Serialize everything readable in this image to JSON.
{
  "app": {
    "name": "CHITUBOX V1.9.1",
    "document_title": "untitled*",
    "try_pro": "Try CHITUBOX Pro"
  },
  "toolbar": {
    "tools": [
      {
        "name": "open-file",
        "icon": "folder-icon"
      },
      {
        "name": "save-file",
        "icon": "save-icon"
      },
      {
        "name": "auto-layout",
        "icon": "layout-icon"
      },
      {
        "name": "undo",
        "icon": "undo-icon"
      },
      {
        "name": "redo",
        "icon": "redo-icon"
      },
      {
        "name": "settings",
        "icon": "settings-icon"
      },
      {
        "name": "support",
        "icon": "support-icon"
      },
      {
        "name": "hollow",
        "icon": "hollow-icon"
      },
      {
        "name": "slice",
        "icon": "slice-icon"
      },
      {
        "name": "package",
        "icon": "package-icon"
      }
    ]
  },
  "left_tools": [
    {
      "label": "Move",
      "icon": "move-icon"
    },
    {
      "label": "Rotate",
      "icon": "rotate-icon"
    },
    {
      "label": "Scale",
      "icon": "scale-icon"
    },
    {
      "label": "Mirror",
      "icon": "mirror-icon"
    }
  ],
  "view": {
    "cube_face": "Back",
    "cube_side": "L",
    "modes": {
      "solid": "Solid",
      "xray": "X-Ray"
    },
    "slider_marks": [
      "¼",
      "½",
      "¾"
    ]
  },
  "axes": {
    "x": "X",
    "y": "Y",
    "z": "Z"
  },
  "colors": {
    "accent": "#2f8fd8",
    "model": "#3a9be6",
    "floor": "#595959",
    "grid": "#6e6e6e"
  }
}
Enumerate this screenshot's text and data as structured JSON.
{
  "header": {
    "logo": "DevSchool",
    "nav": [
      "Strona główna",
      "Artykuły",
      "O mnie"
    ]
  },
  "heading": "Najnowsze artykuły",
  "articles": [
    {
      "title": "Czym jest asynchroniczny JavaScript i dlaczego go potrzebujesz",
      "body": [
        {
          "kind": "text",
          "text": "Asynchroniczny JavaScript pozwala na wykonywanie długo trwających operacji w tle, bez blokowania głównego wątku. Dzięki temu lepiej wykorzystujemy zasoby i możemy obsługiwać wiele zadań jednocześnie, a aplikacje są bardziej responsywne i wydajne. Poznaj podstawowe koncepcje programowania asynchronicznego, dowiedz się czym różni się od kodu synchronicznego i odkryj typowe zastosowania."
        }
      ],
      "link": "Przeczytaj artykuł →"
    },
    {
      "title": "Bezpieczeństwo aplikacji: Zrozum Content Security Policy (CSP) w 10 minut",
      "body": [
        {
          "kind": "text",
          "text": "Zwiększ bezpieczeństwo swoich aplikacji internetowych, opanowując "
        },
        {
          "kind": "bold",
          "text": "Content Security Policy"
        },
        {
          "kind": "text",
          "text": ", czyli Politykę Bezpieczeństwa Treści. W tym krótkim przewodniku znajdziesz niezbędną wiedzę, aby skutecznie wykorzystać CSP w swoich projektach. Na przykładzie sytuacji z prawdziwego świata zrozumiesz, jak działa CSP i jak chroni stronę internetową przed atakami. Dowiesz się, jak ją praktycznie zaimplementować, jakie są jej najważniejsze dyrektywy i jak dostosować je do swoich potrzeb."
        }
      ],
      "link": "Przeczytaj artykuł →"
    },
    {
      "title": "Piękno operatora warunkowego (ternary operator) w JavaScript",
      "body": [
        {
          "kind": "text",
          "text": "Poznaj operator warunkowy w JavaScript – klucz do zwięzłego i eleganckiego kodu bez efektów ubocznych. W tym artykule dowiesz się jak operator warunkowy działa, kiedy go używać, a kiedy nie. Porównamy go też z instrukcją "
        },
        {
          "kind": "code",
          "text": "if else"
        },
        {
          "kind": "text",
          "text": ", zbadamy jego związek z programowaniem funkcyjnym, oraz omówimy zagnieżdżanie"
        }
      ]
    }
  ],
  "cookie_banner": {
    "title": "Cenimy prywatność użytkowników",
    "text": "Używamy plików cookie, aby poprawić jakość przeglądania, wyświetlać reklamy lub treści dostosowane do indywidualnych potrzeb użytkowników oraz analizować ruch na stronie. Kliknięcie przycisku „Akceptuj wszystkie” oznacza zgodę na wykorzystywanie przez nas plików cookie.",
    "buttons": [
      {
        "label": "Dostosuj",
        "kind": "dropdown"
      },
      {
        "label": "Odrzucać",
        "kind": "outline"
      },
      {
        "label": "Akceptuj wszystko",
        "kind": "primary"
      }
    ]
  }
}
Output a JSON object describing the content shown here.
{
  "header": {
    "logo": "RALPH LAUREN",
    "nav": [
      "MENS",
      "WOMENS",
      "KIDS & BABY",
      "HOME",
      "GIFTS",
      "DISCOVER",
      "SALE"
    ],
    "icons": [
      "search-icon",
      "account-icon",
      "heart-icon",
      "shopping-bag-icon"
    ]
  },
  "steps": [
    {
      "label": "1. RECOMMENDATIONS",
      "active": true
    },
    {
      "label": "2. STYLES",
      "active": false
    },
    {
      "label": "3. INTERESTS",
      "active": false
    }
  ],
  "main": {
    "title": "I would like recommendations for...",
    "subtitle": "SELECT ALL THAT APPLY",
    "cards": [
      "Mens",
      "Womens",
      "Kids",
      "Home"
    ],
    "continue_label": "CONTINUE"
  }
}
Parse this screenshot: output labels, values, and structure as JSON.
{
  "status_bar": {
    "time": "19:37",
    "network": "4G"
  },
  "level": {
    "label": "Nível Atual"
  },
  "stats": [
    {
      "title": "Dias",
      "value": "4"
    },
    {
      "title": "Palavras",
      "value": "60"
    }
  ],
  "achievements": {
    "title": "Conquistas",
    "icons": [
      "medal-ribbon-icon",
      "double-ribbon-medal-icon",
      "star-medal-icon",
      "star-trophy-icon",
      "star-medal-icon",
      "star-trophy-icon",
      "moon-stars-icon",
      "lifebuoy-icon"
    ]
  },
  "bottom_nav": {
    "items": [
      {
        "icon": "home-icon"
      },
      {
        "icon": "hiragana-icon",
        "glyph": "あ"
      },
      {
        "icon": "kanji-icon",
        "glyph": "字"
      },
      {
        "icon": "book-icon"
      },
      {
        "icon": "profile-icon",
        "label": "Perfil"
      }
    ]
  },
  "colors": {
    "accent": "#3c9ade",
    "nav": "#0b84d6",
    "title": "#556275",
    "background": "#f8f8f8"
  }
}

> **GOAL**: Copy the records above exactly.

> **TASK OUTPUT**:
Serialize everything readable in this image to JSON.
{
  "app": {
    "name": "CHITUBOX V1.9.1",
    "document_title": "untitled*",
    "try_pro": "Try CHITUBOX Pro"
  },
  "toolbar": {
    "tools": [
      {
        "name": "open-file",
        "icon": "folder-icon"
      },
      {
        "name": "save-file",
        "icon": "save-icon"
      },
      {
        "name": "auto-layout",
        "icon": "layout-icon"
      },
      {
        "name": "undo",
        "icon": "undo-icon"
      },
      {
        "name": "redo",
        "icon": "redo-icon"
      },
      {
        "name": "settings",
        "icon": "settings-icon"
      },
      {
        "name": "support",
        "icon": "support-icon"
      },
      {
        "name": "hollow",
        "icon": "hollow-icon"
      },
      {
        "name": "slice",
        "icon": "slice-icon"
      },
      {
        "name": "package",
        "icon": "package-icon"
      }
    ]
  },
  "left_tools": [
    {
      "label": "Move",
      "icon": "move-icon"
    },
    {
      "label": "Rotate",
      "icon": "rotate-icon"
    },
    {
      "label": "Scale",
      "icon": "scale-icon"
    },
    {
      "label": "Mirror",
      "icon": "mirror-icon"
    }
  ],
  "view": {
    "cube_face": "Back",
    "cube_side": "L",
    "modes": {
      "solid": "Solid",
      "xray": "X-Ray"
    },
    "slider_marks": [
      "¼",
      "½",
      "¾"
    ]
  },
  "axes": {
    "x": "X",
    "y": "Y",
    "z": "Z"
  },
  "colors": {
    "accent": "#2f8fd8",
    "model": "#3a9be6",
    "floor": "#595959",
    "grid": "#6e6e6e"
  }
}
Enumerate this screenshot's text and data as structured JSON.
{
  "header": {
    "logo": "DevSchool",
    "nav": [
      "Strona główna",
      "Artykuły",
      "O mnie"
    ]
  },
  "heading": "Najnowsze artykuły",
  "articles": [
    {
      "title": "Czym jest asynchroniczny JavaScript i dlaczego go potrzebujesz",
      "body": [
        {
          "kind": "text",
          "text": "Asynchroniczny JavaScript pozwala na wykonywanie długo trwających operacji w tle, bez blokowania głównego wątku. Dzięki temu lepiej wykorzystujemy zasoby i możemy obsługiwać wiele zadań jednocześnie, a aplikacje są bardziej responsywne i wydajne. Poznaj podstawowe koncepcje programowania asynchronicznego, dowiedz się czym różni się od kodu synchronicznego i odkryj typowe zastosowania."
        }
      ],
      "link": "Przeczytaj artykuł →"
    },
    {
      "title": "Bezpieczeństwo aplikacji: Zrozum Content Security Policy (CSP) w 10 minut",
      "body": [
        {
          "kind": "text",
          "text": "Zwiększ bezpieczeństwo swoich aplikacji internetowych, opanowując "
        },
        {
          "kind": "bold",
          "text": "Content Security Policy"
        },
        {
          "kind": "text",
          "text": ", czyli Politykę Bezpieczeństwa Treści. W tym krótkim przewodniku znajdziesz niezbędną wiedzę, aby skutecznie wykorzystać CSP w swoich projektach. Na przykładzie sytuacji z prawdziwego świata zrozumiesz, jak działa CSP i jak chroni stronę internetową przed atakami. Dowiesz się, jak ją praktycznie zaimplementować, jakie są jej najważniejsze dyrektywy i jak dostosować je do swoich potrzeb."
        }
      ],
      "link": "Przeczytaj artykuł →"
    },
    {
      "title": "Piękno operatora warunkowego (ternary operator) w JavaScript",
      "body": [
        {
          "kind": "text",
          "text": "Poznaj operator warunkowy w JavaScript – klucz do zwięzłego i eleganckiego kodu bez efektów ubocznych. W tym artykule dowiesz się jak operator warunkowy działa, kiedy go używać, a kiedy nie. Porównamy go też z instrukcją "
        },
        {
          "kind": "code",
          "text": "if else"
        },
        {
          "kind": "text",
          "text": ", zbadamy jego związek z programowaniem funkcyjnym, oraz omówimy zagnieżdżanie"
        }
      ]
    }
  ],
  "cookie_banner": {
    "title": "Cenimy prywatność użytkowników",
    "text": "Używamy plików cookie, aby poprawić jakość przeglądania, wyświetlać reklamy lub treści dostosowane do indywidualnych potrzeb użytkowników oraz analizować ruch na stronie. Kliknięcie przycisku „Akceptuj wszystkie” oznacza zgodę na wykorzystywanie przez nas plików cookie.",
    "buttons": [
      {
        "label": "Dostosuj",
        "kind": "dropdown"
      },
      {
        "label": "Odrzucać",
        "kind": "outline"
      },
      {
        "label": "Akceptuj wszystko",
        "kind": "primary"
      }
    ]
  }
}
Output a JSON object describing the content shown here.
{
  "header": {
    "logo": "RALPH LAUREN",
    "nav": [
      "MENS",
      "WOMENS",
      "KIDS & BABY",
      "HOME",
      "GIFTS",
      "DISCOVER",
      "SALE"
    ],
    "icons": [
      "search-icon",
      "account-icon",
      "heart-icon",
      "shopping-bag-icon"
    ]
  },
  "steps": [
    {
      "label": "1. RECOMMENDATIONS",
      "active": true
    },
    {
      "label": "2. STYLES",
      "active": false
    },
    {
      "label": "3. INTERESTS",
      "active": false
    }
  ],
  "main": {
    "title": "I would like recommendations for...",
    "subtitle": "SELECT ALL THAT APPLY",
    "cards": [
      "Mens",
      "Womens",
      "Kids",
      "Home"
    ],
    "continue_label": "CONTINUE"
  }
}
Parse this screenshot: output labels, values, and structure as JSON.
{
  "status_bar": {
    "time": "19:37",
    "network": "4G"
  },
  "level": {
    "label": "Nível Atual"
  },
  "stats": [
    {
      "title": "Dias",
      "value": "4"
    },
    {
      "title": "Palavras",
      "value": "60"
    }
  ],
  "achievements": {
    "title": "Conquistas",
    "icons": [
      "medal-ribbon-icon",
      "double-ribbon-medal-icon",
      "star-medal-icon",
      "star-trophy-icon",
      "star-medal-icon",
      "star-trophy-icon",
      "moon-stars-icon",
      "lifebuoy-icon"
    ]
  },
  "bottom_nav": {
    "items": [
      {
        "icon": "home-icon"
      },
      {
        "icon": "hiragana-icon",
        "glyph": "あ"
      },
      {
        "icon": "kanji-icon",
        "glyph": "字"
      },
      {
        "icon": "book-icon"
      },
      {
        "icon": "profile-icon",
        "label": "Perfil"
      }
    ]
  },
  "colors": {
    "accent": "#3c9ade",
    "nav": "#0b84d6",
    "title": "#556275",
    "background": "#f8f8f8"
  }
}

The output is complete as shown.